* begin Extracted records *
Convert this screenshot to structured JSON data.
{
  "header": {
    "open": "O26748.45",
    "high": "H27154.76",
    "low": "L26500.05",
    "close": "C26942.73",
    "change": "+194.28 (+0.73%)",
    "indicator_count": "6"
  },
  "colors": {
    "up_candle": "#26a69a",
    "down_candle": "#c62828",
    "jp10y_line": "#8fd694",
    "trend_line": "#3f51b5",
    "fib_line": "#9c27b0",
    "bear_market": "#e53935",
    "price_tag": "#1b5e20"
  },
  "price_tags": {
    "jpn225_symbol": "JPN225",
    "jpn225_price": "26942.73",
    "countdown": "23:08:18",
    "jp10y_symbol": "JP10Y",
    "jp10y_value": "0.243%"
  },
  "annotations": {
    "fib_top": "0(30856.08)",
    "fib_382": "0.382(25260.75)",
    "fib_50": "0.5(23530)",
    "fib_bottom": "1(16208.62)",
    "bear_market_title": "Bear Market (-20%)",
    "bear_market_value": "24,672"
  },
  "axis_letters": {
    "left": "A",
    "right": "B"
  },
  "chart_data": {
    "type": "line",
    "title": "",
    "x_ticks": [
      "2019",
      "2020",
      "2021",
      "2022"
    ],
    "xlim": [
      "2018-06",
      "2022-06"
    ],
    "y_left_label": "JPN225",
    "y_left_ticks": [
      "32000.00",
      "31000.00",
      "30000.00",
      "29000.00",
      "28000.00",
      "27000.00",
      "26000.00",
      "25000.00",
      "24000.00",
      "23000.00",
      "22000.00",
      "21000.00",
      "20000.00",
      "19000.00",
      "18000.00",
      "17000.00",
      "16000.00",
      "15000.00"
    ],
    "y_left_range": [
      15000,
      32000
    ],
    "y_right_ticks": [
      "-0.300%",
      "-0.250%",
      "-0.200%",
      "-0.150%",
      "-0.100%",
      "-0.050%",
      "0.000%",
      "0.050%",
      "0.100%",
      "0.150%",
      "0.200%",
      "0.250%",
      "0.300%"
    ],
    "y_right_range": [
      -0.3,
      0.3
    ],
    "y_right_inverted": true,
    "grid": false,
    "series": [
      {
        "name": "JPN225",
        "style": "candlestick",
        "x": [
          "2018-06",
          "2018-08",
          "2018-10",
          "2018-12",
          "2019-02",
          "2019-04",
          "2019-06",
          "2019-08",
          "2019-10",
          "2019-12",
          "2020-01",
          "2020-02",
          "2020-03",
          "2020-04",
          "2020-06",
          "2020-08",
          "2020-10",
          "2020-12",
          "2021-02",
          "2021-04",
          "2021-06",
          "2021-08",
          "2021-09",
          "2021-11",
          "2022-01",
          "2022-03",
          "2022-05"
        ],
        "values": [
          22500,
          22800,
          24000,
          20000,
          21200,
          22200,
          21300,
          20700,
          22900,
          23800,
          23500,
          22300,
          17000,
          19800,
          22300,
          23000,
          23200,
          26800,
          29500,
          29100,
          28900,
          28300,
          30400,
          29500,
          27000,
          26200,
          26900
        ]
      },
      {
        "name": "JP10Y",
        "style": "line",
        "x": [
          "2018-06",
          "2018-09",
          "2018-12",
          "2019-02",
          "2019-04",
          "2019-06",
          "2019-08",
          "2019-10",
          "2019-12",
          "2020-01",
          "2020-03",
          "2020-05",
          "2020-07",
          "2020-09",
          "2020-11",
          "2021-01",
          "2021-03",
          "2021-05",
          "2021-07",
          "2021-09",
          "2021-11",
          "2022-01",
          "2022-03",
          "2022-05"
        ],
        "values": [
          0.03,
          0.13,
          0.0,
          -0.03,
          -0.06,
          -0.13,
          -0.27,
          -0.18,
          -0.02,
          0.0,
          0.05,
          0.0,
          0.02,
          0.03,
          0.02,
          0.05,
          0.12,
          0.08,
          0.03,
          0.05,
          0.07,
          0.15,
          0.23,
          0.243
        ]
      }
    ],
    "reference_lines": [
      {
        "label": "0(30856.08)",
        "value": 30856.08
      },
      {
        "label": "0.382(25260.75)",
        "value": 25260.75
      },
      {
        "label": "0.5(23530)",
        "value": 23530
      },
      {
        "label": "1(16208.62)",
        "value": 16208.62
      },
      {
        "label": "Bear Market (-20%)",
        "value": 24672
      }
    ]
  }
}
* end Extracted records *
- [Exercise directions]: Write out the entire listing exactly.

- [Response to this exercise]:
Convert this screenshot to structured JSON data.
{
  "header": {
    "open": "O26748.45",
    "high": "H27154.76",
    "low": "L26500.05",
    "close": "C26942.73",
    "change": "+194.28 (+0.73%)",
    "indicator_count": "6"
  },
  "colors": {
    "up_candle": "#26a69a",
    "down_candle": "#c62828",
    "jp10y_line": "#8fd694",
    "trend_line": "#3f51b5",
    "fib_line": "#9c27b0",
    "bear_market": "#e53935",
    "price_tag": "#1b5e20"
  },
  "price_tags": {
    "jpn225_symbol": "JPN225",
    "jpn225_price": "26942.73",
    "countdown": "23:08:18",
    "jp10y_symbol": "JP10Y",
    "jp10y_value": "0.243%"
  },
  "annotations": {
    "fib_top": "0(30856.08)",
    "fib_382": "0.382(25260.75)",
    "fib_50": "0.5(23530)",
    "fib_bottom": "1(16208.62)",
    "bear_market_title": "Bear Market (-20%)",
    "bear_market_value": "24,672"
  },
  "axis_letters": {
    "left": "A",
    "right": "B"
  },
  "chart_data": {
    "type": "line",
    "title": "",
    "x_ticks": [
      "2019",
      "2020",
      "2021",
      "2022"
    ],
    "xlim": [
      "2018-06",
      "2022-06"
    ],
    "y_left_label": "JPN225",
    "y_left_ticks": [
      "32000.00",
      "31000.00",
      "30000.00",
      "29000.00",
      "28000.00",
      "27000.00",
      "26000.00",
      "25000.00",
      "24000.00",
      "23000.00",
      "22000.00",
      "21000.00",
      "20000.00",
      "19000.00",
      "18000.00",
      "17000.00",
      "16000.00",
      "15000.00"
    ],
    "y_left_range": [
      15000,
      32000
    ],
    "y_right_ticks": [
      "-0.300%",
      "-0.250%",
      "-0.200%",
      "-0.150%",
      "-0.100%",
      "-0.050%",
      "0.000%",
      "0.050%",
      "0.100%",
      "0.150%",
      "0.200%",
      "0.250%",
      "0.300%"
    ],
    "y_right_range": [
      -0.3,
      0.3
    ],
    "y_right_inverted": true,
    "grid": false,
    "series": [
      {
        "name": "JPN225",
        "style": "candlestick",
        "x": [
          "2018-06",
          "2018-08",
          "2018-10",
          "2018-12",
          "2019-02",
          "2019-04",
          "2019-06",
          "2019-08",
          "2019-10",
          "2019-12",
          "2020-01",
          "2020-02",
          "2020-03",
          "2020-04",
          "2020-06",
          "2020-08",
          "2020-10",
          "2020-12",
          "2021-02",
          "2021-04",
          "2021-06",
          "2021-08",
          "2021-09",
          "2021-11",
          "2022-01",
          "2022-03",
          "2022-05"
        ],
        "values": [
          22500,
          22800,
          24000,
          20000,
          21200,
          22200,
          21300,
          20700,
          22900,
          23800,
          23500,
          22300,
          17000,
          19800,
          22300,
          23000,
          23200,
          26800,
          29500,
          29100,
          28900,
          28300,
          30400,
          29500,
          27000,
          26200,
          26900
        ]
      },
      {
        "name": "JP10Y",
        "style": "line",
        "x": [
          "2018-06",
          "2018-09",
          "2018-12",
          "2019-02",
          "2019-04",
          "2019-06",
          "2019-08",
          "2019-10",
          "2019-12",
          "2020-01",
          "2020-03",
          "2020-05",
          "2020-07",
          "2020-09",
          "2020-11",
          "2021-01",
          "2021-03",
          "2021-05",
          "2021-07",
          "2021-09",
          "2021-11",
          "2022-01",
          "2022-03",
          "2022-05"
        ],
        "values": [
          0.03,
          0.13,
          0.0,
          -0.03,
          -0.06,
          -0.13,
          -0.27,
          -0.18,
          -0.02,
          0.0,
          0.05,
          0.0,
          0.02,
          0.03,
          0.02,
          0.05,
          0.12,
          0.08,
          0.03,
          0.05,
          0.07,
          0.15,
          0.23,
          0.243
        ]
      }
    ],
    "reference_lines": [
      {
        "label": "0(30856.08)",
        "value": 30856.08
      },
      {
        "label": "0.382(25260.75)",
        "value": 25260.75
      },
      {
        "label": "0.5(23530)",
        "value": 23530
      },
      {
        "label": "1(16208.62)",
        "value": 16208.62
      },
      {
        "label": "Bear Market (-20%)",
        "value": 24672
      }
    ]
  }
}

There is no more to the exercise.